THE EXERCISE »
In the data below, find every line with the string "ascii" and pull it out.

Records:
/---

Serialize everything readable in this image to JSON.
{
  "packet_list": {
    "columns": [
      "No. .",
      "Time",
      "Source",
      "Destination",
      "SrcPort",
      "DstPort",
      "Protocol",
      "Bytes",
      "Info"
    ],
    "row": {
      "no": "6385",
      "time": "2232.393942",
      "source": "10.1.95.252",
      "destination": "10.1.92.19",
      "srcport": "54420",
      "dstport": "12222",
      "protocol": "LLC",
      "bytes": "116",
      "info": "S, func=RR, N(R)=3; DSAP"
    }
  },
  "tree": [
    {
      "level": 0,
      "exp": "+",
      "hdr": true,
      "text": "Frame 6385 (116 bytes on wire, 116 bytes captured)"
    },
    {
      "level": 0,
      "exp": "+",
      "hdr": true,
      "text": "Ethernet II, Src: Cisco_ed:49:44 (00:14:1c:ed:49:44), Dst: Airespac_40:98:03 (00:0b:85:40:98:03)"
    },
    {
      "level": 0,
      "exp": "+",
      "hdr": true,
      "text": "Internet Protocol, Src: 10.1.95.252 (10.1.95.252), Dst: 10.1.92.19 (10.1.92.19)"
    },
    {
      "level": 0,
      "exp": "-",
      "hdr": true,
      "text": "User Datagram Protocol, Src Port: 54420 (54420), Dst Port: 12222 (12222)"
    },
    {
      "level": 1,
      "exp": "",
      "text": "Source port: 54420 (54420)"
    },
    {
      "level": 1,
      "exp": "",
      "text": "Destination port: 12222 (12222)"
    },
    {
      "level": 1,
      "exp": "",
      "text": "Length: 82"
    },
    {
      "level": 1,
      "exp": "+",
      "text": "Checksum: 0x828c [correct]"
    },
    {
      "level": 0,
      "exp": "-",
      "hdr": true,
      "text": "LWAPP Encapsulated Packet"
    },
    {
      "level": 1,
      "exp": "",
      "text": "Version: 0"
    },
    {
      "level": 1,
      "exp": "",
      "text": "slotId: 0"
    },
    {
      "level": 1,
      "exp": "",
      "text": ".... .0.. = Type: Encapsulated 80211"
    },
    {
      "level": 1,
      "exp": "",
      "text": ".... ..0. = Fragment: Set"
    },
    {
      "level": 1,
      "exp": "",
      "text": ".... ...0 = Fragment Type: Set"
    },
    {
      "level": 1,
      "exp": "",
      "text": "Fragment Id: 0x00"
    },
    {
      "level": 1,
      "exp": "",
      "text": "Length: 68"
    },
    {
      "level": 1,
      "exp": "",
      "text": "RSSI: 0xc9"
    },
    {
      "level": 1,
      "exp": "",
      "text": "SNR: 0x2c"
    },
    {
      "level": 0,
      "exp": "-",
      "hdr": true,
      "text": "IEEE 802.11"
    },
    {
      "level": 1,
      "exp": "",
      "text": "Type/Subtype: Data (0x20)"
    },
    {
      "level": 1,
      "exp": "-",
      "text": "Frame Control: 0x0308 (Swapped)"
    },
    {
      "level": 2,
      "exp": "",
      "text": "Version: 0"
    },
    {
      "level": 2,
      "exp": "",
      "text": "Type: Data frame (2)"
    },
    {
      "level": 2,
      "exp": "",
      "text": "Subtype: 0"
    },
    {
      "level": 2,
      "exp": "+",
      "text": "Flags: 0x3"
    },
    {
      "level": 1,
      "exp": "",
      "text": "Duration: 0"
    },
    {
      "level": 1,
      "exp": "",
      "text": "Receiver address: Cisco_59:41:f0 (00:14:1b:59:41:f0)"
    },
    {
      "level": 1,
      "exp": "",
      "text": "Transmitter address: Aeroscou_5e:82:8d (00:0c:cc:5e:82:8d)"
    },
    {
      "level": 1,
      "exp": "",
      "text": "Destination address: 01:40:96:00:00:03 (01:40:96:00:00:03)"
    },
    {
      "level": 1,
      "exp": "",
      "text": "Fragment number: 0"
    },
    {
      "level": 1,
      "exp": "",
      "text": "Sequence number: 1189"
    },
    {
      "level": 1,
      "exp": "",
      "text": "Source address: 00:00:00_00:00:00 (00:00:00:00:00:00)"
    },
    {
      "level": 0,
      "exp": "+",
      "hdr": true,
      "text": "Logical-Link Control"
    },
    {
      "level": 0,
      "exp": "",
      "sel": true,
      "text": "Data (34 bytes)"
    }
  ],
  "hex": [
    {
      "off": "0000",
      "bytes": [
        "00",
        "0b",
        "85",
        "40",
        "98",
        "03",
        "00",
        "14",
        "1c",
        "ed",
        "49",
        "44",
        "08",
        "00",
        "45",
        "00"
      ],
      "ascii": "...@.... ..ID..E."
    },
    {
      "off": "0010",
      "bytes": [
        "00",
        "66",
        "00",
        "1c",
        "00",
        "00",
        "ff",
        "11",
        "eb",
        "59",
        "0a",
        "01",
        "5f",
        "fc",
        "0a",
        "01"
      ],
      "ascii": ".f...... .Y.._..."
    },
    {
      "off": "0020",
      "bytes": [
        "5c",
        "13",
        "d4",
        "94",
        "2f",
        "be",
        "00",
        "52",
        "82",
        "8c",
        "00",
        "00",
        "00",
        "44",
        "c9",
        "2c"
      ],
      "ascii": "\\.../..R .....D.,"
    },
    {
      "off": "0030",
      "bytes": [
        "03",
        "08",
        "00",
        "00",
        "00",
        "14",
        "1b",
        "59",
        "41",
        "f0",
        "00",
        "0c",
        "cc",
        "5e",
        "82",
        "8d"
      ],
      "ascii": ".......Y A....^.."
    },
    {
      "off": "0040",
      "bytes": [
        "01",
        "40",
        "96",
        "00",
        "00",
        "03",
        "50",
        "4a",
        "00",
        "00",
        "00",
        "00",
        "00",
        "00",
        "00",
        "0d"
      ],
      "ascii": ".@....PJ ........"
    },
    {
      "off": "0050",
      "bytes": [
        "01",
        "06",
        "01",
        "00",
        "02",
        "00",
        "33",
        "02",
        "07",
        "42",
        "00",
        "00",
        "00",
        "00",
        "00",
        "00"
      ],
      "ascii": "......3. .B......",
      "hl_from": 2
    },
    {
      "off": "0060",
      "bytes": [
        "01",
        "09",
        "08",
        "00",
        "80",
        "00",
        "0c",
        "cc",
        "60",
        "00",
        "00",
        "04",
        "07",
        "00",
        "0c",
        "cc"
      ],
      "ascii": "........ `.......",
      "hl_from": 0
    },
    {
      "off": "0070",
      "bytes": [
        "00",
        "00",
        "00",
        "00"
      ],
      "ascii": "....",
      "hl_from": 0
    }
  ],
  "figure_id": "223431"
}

\---
/---

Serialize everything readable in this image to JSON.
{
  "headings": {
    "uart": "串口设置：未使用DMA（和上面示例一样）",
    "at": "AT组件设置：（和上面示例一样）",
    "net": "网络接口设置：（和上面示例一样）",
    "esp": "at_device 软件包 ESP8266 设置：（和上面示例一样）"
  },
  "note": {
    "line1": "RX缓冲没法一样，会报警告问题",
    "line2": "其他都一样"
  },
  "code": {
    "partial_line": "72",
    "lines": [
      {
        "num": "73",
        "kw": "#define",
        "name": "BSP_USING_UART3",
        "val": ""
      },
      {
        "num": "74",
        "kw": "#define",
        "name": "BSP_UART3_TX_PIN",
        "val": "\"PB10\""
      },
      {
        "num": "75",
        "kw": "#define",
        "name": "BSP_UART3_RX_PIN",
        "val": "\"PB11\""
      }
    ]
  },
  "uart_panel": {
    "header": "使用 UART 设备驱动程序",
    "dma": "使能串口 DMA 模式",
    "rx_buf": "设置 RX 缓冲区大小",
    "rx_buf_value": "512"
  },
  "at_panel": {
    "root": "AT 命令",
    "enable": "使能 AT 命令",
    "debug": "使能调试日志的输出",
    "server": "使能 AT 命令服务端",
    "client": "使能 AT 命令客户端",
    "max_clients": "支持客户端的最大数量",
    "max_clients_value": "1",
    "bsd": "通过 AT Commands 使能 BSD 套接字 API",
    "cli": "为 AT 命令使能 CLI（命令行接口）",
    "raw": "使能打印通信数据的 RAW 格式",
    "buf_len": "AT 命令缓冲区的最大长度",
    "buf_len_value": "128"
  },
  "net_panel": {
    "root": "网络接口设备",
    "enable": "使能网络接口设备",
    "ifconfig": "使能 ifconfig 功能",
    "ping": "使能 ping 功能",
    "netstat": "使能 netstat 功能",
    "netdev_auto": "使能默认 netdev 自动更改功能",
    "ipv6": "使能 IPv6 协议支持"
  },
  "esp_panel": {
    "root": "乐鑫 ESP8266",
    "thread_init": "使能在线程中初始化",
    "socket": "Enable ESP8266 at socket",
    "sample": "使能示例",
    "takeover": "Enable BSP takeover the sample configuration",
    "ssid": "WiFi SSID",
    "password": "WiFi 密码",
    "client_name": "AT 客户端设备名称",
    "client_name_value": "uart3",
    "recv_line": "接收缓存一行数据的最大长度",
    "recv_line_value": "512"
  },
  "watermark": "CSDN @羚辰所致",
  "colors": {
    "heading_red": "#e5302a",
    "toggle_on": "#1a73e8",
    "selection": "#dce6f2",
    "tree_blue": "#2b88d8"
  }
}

\---
/---

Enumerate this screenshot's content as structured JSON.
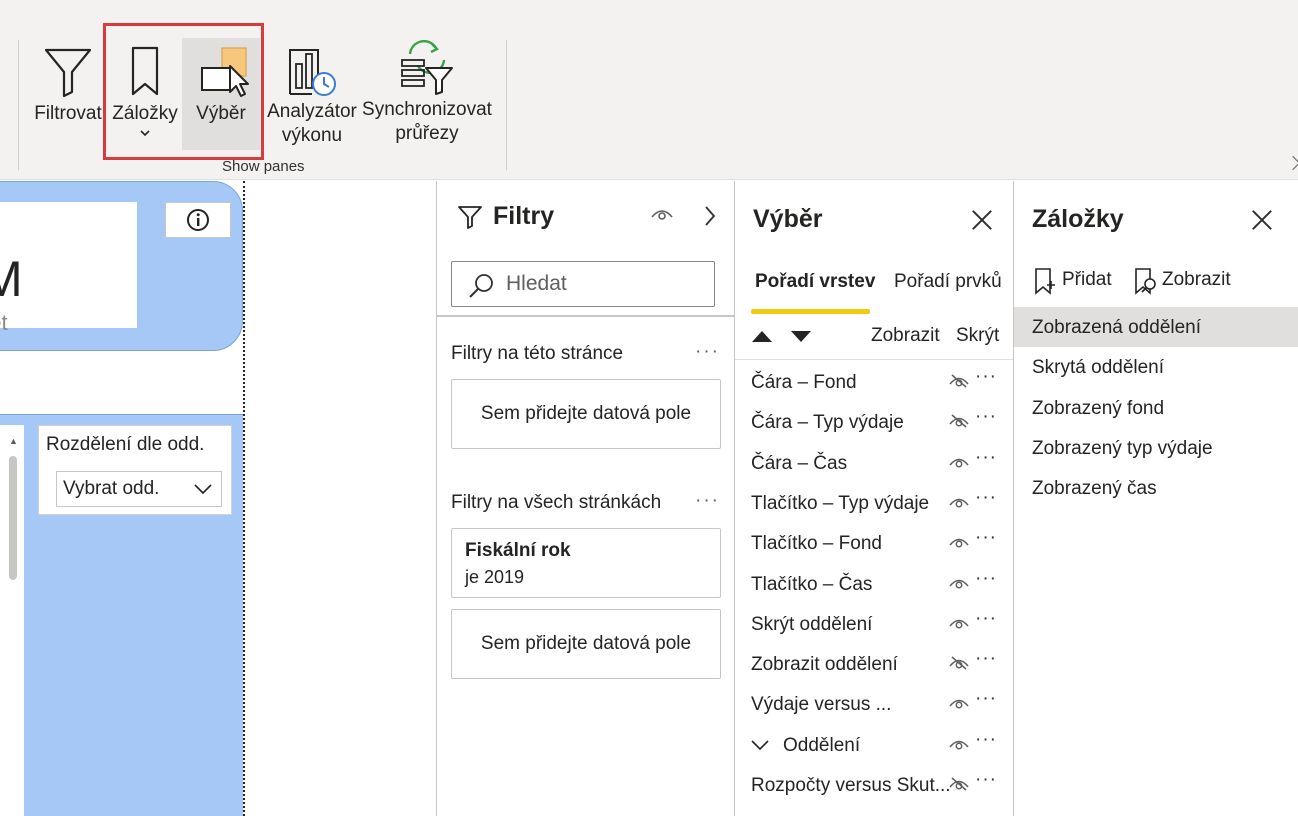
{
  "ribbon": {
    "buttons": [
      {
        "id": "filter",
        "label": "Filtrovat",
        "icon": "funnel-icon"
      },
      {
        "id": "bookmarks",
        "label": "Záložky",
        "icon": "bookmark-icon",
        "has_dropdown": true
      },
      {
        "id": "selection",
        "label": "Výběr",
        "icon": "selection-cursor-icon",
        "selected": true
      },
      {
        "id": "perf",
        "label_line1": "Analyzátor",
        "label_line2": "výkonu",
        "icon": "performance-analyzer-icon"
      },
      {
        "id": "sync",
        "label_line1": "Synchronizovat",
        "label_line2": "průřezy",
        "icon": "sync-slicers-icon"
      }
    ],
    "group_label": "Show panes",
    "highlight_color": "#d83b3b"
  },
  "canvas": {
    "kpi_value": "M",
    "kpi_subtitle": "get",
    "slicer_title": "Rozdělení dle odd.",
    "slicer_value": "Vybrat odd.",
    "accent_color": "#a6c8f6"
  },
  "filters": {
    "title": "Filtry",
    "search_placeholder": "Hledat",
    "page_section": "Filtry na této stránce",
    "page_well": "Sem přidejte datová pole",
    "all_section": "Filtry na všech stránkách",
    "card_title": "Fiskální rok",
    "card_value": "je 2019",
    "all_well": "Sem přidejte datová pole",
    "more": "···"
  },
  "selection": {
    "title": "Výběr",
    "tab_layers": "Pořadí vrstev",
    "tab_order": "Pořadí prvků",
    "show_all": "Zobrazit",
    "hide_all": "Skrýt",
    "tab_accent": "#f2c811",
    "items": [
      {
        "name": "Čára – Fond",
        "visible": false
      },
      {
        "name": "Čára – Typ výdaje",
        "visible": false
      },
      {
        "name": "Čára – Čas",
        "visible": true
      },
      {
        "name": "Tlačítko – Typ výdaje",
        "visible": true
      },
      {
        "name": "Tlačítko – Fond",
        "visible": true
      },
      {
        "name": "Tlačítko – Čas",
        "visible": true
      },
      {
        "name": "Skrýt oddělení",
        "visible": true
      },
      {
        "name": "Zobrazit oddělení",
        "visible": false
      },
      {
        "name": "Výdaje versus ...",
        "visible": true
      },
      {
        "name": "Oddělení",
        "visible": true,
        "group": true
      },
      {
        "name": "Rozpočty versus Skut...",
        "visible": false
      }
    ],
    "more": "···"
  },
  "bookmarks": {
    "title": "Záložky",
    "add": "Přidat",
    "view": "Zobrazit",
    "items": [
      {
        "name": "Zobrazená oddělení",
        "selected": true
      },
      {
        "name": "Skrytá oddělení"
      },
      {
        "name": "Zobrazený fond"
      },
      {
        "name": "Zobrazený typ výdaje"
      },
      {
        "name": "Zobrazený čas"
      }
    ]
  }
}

\---

ANSWER TO THE EXERCISE »
      "ascii": "...@.... ..ID..E."
      "ascii": ".f...... .Y.._..."
      "ascii": "\\.../..R .....D.,"
      "ascii": ".......Y A....^.."
      "ascii": ".@....PJ ........"
      "ascii": "......3. .B......",
      "ascii": "........ `.......",
      "ascii": "....",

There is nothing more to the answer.